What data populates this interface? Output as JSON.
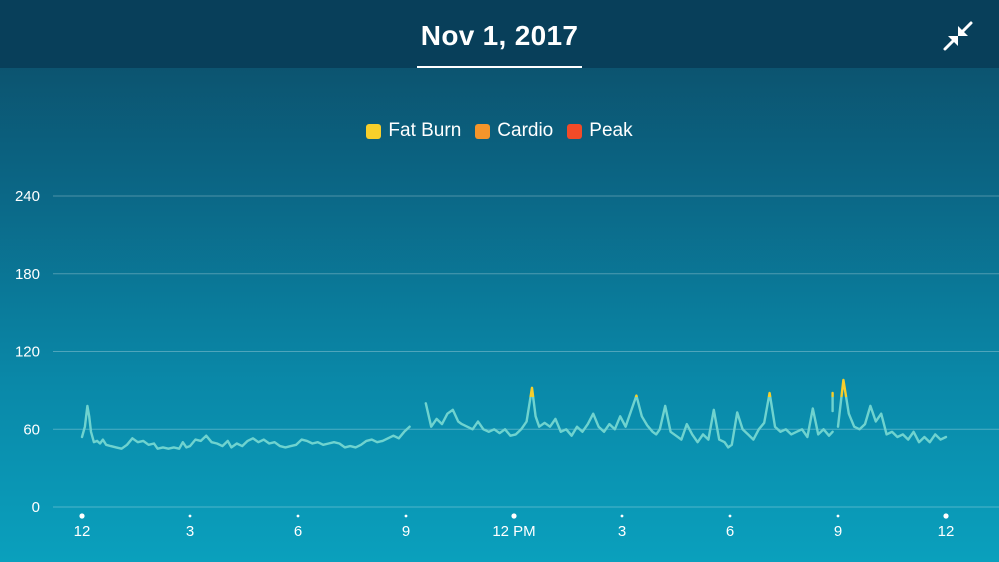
{
  "header": {
    "title": "Nov 1, 2017",
    "collapse_icon": "collapse-arrows-icon"
  },
  "colors": {
    "header_bg": "#083f5a",
    "resting_line": "#6fd3cf",
    "fat_burn": "#f7cf2b",
    "cardio": "#f5952a",
    "peak": "#f24b28"
  },
  "legend": [
    {
      "label": "Fat Burn",
      "color": "#f7cf2b"
    },
    {
      "label": "Cardio",
      "color": "#f5952a"
    },
    {
      "label": "Peak",
      "color": "#f24b28"
    }
  ],
  "chart_data": {
    "type": "line",
    "title": "",
    "xlabel": "",
    "ylabel": "",
    "ylim": [
      0,
      240
    ],
    "yticks": [
      0,
      60,
      120,
      180,
      240
    ],
    "x_unit": "hours since midnight",
    "xlim": [
      0,
      24
    ],
    "xticks": [
      {
        "value": 0,
        "label": "12",
        "major": true
      },
      {
        "value": 3,
        "label": "3",
        "major": false
      },
      {
        "value": 6,
        "label": "6",
        "major": false
      },
      {
        "value": 9,
        "label": "9",
        "major": false
      },
      {
        "value": 12,
        "label": "12 PM",
        "major": true
      },
      {
        "value": 15,
        "label": "3",
        "major": false
      },
      {
        "value": 18,
        "label": "6",
        "major": false
      },
      {
        "value": 21,
        "label": "9",
        "major": false
      },
      {
        "value": 24,
        "label": "12",
        "major": true
      }
    ],
    "fat_burn_threshold": 85,
    "grid": true,
    "legend_position": "top",
    "series": [
      {
        "segments": [
          [
            [
              0.0,
              54
            ],
            [
              0.08,
              62
            ],
            [
              0.15,
              78
            ],
            [
              0.2,
              70
            ],
            [
              0.25,
              58
            ],
            [
              0.33,
              50
            ],
            [
              0.42,
              51
            ],
            [
              0.5,
              49
            ],
            [
              0.58,
              52
            ],
            [
              0.67,
              48
            ],
            [
              0.8,
              47
            ],
            [
              0.95,
              46
            ],
            [
              1.1,
              45
            ],
            [
              1.25,
              48
            ],
            [
              1.4,
              53
            ],
            [
              1.55,
              50
            ],
            [
              1.7,
              51
            ],
            [
              1.85,
              48
            ],
            [
              2.0,
              49
            ],
            [
              2.1,
              45
            ],
            [
              2.25,
              46
            ],
            [
              2.4,
              45
            ],
            [
              2.55,
              46
            ],
            [
              2.7,
              45
            ],
            [
              2.8,
              50
            ],
            [
              2.9,
              46
            ],
            [
              3.0,
              47
            ],
            [
              3.15,
              52
            ],
            [
              3.3,
              51
            ],
            [
              3.45,
              55
            ],
            [
              3.6,
              50
            ],
            [
              3.75,
              49
            ],
            [
              3.9,
              47
            ],
            [
              4.05,
              51
            ],
            [
              4.15,
              46
            ],
            [
              4.3,
              49
            ],
            [
              4.45,
              47
            ],
            [
              4.6,
              51
            ],
            [
              4.75,
              53
            ],
            [
              4.9,
              50
            ],
            [
              5.05,
              52
            ],
            [
              5.2,
              49
            ],
            [
              5.35,
              50
            ],
            [
              5.5,
              47
            ],
            [
              5.65,
              46
            ],
            [
              5.8,
              47
            ],
            [
              5.95,
              48
            ],
            [
              6.1,
              52
            ],
            [
              6.25,
              51
            ],
            [
              6.4,
              49
            ],
            [
              6.55,
              50
            ],
            [
              6.7,
              48
            ],
            [
              6.85,
              49
            ],
            [
              7.0,
              50
            ],
            [
              7.15,
              49
            ],
            [
              7.3,
              46
            ],
            [
              7.45,
              47
            ],
            [
              7.6,
              46
            ],
            [
              7.75,
              48
            ],
            [
              7.9,
              51
            ],
            [
              8.05,
              52
            ],
            [
              8.2,
              50
            ],
            [
              8.35,
              51
            ],
            [
              8.5,
              53
            ],
            [
              8.65,
              55
            ],
            [
              8.8,
              53
            ],
            [
              8.95,
              58
            ],
            [
              9.1,
              62
            ]
          ],
          [
            [
              9.55,
              80
            ],
            [
              9.7,
              62
            ],
            [
              9.85,
              68
            ],
            [
              10.0,
              64
            ],
            [
              10.15,
              72
            ],
            [
              10.3,
              75
            ],
            [
              10.45,
              66
            ],
            [
              10.55,
              64
            ],
            [
              10.7,
              62
            ],
            [
              10.85,
              60
            ],
            [
              11.0,
              66
            ],
            [
              11.15,
              60
            ],
            [
              11.3,
              58
            ],
            [
              11.45,
              60
            ],
            [
              11.6,
              57
            ],
            [
              11.75,
              60
            ],
            [
              11.9,
              55
            ],
            [
              12.05,
              56
            ],
            [
              12.2,
              60
            ],
            [
              12.35,
              66
            ],
            [
              12.5,
              92
            ],
            [
              12.6,
              70
            ],
            [
              12.7,
              62
            ],
            [
              12.85,
              65
            ],
            [
              13.0,
              62
            ],
            [
              13.15,
              68
            ],
            [
              13.3,
              58
            ],
            [
              13.45,
              60
            ],
            [
              13.6,
              55
            ],
            [
              13.75,
              62
            ],
            [
              13.9,
              58
            ],
            [
              14.05,
              64
            ],
            [
              14.2,
              72
            ],
            [
              14.35,
              62
            ],
            [
              14.5,
              58
            ],
            [
              14.65,
              64
            ],
            [
              14.8,
              60
            ],
            [
              14.95,
              70
            ],
            [
              15.1,
              62
            ],
            [
              15.25,
              74
            ],
            [
              15.4,
              86
            ],
            [
              15.55,
              70
            ],
            [
              15.7,
              63
            ],
            [
              15.85,
              58
            ],
            [
              15.95,
              56
            ],
            [
              16.05,
              60
            ],
            [
              16.2,
              78
            ],
            [
              16.35,
              58
            ],
            [
              16.5,
              55
            ],
            [
              16.65,
              52
            ],
            [
              16.8,
              64
            ],
            [
              16.95,
              56
            ],
            [
              17.1,
              50
            ],
            [
              17.25,
              56
            ],
            [
              17.4,
              52
            ],
            [
              17.55,
              75
            ],
            [
              17.7,
              52
            ],
            [
              17.85,
              50
            ],
            [
              17.95,
              46
            ],
            [
              18.05,
              48
            ],
            [
              18.2,
              73
            ],
            [
              18.35,
              60
            ],
            [
              18.5,
              56
            ],
            [
              18.65,
              52
            ],
            [
              18.8,
              60
            ],
            [
              18.95,
              65
            ],
            [
              19.1,
              88
            ],
            [
              19.25,
              62
            ],
            [
              19.4,
              58
            ],
            [
              19.55,
              60
            ],
            [
              19.7,
              56
            ],
            [
              19.85,
              58
            ],
            [
              20.0,
              60
            ],
            [
              20.15,
              54
            ],
            [
              20.3,
              76
            ],
            [
              20.45,
              56
            ],
            [
              20.6,
              60
            ],
            [
              20.75,
              55
            ],
            [
              20.85,
              58
            ]
          ],
          [
            [
              20.85,
              88
            ]
          ],
          [
            [
              21.0,
              62
            ],
            [
              21.15,
              98
            ],
            [
              21.3,
              72
            ],
            [
              21.45,
              62
            ],
            [
              21.6,
              60
            ],
            [
              21.75,
              64
            ],
            [
              21.9,
              78
            ],
            [
              22.05,
              66
            ],
            [
              22.2,
              72
            ],
            [
              22.35,
              56
            ],
            [
              22.5,
              58
            ],
            [
              22.65,
              54
            ],
            [
              22.8,
              56
            ],
            [
              22.95,
              52
            ],
            [
              23.1,
              58
            ],
            [
              23.25,
              50
            ],
            [
              23.4,
              54
            ],
            [
              23.55,
              50
            ],
            [
              23.7,
              56
            ],
            [
              23.85,
              52
            ],
            [
              24.0,
              54
            ]
          ]
        ]
      }
    ]
  }
}
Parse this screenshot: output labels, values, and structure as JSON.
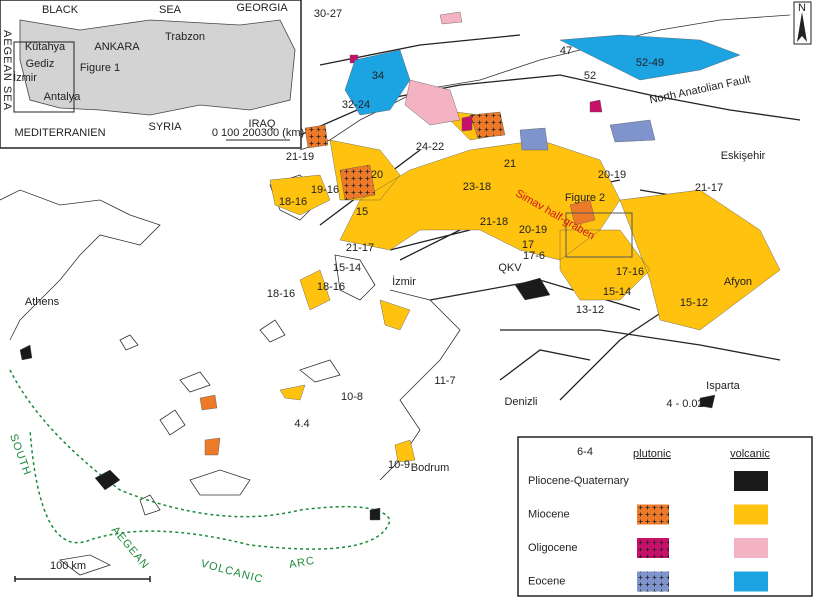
{
  "inset": {
    "labels": [
      "BLACK",
      "SEA",
      "GEORGIA",
      "Kütahya",
      "ANKARA",
      "Trabzon",
      "Gediz",
      "İzmir",
      "Figure 1",
      "Antalya",
      "MEDITERRANIEN",
      "SYRIA",
      "IRAQ",
      "0 100 200300 (km)"
    ],
    "vertical_label": "AEGEAN SEA"
  },
  "map": {
    "labels": [
      "30-27",
      "47",
      "52",
      "52-49",
      "34",
      "32-24",
      "24-22",
      "21-19",
      "19-16",
      "18-16",
      "20",
      "15",
      "23-18",
      "21",
      "21-18",
      "20-19",
      "21-17",
      "Eskişehir",
      "20-19",
      "17",
      "17-6",
      "QKV",
      "17-16",
      "15-14",
      "13-12",
      "15-12",
      "Afyon",
      "15-14",
      "18-16",
      "18-16",
      "21-17",
      "Athens",
      "11-7",
      "10-8",
      "4.4",
      "10-9",
      "Bodrum",
      "Denizli",
      "Isparta",
      "6-4",
      "4 - 0.02"
    ],
    "city_label": "İzmir",
    "fault_label": "North Anatolian Fault",
    "figure_label": "Figure 2",
    "graben_label": "Simav half-graben",
    "arc_labels": [
      "SOUTH",
      "AEGEAN",
      "VOLCANIC",
      "ARC"
    ],
    "scale_label": "100 km",
    "north_label": "N"
  },
  "legend": {
    "headers": [
      "plutonic",
      "volcanic"
    ],
    "rows": [
      {
        "name": "Pliocene-Quaternary",
        "volcanic_color": "#1a1a1a"
      },
      {
        "name": "Miocene",
        "plutonic_color": "#ec7a28",
        "volcanic_color": "#ffc20e"
      },
      {
        "name": "Oligocene",
        "plutonic_color": "#c8106a",
        "volcanic_color": "#f4b3c2"
      },
      {
        "name": "Eocene",
        "plutonic_color": "#7f93cc",
        "volcanic_color": "#1ba3e2"
      }
    ]
  }
}
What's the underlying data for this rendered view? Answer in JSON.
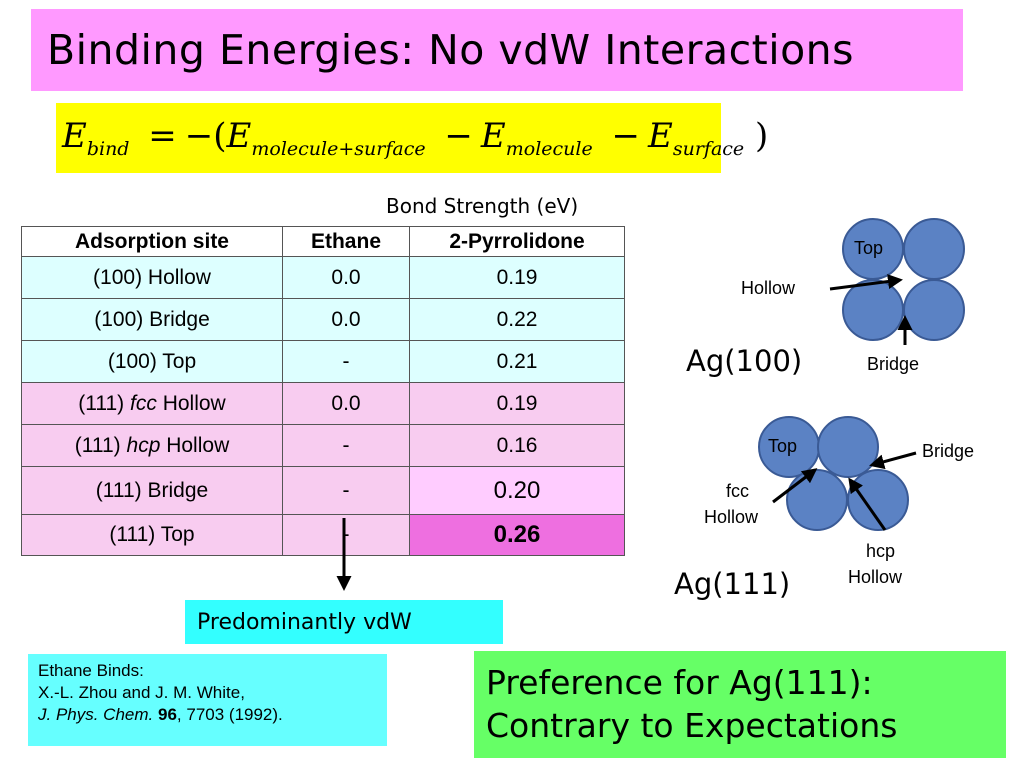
————————
### Job
Copy out every line where the word "this" occurs.

### The result
What data populates this interface? Output as JSON.
Parse this screenshot: output labels, values, and structure as JSON.
What's the underlying data for this rendered view? Answer in JSON.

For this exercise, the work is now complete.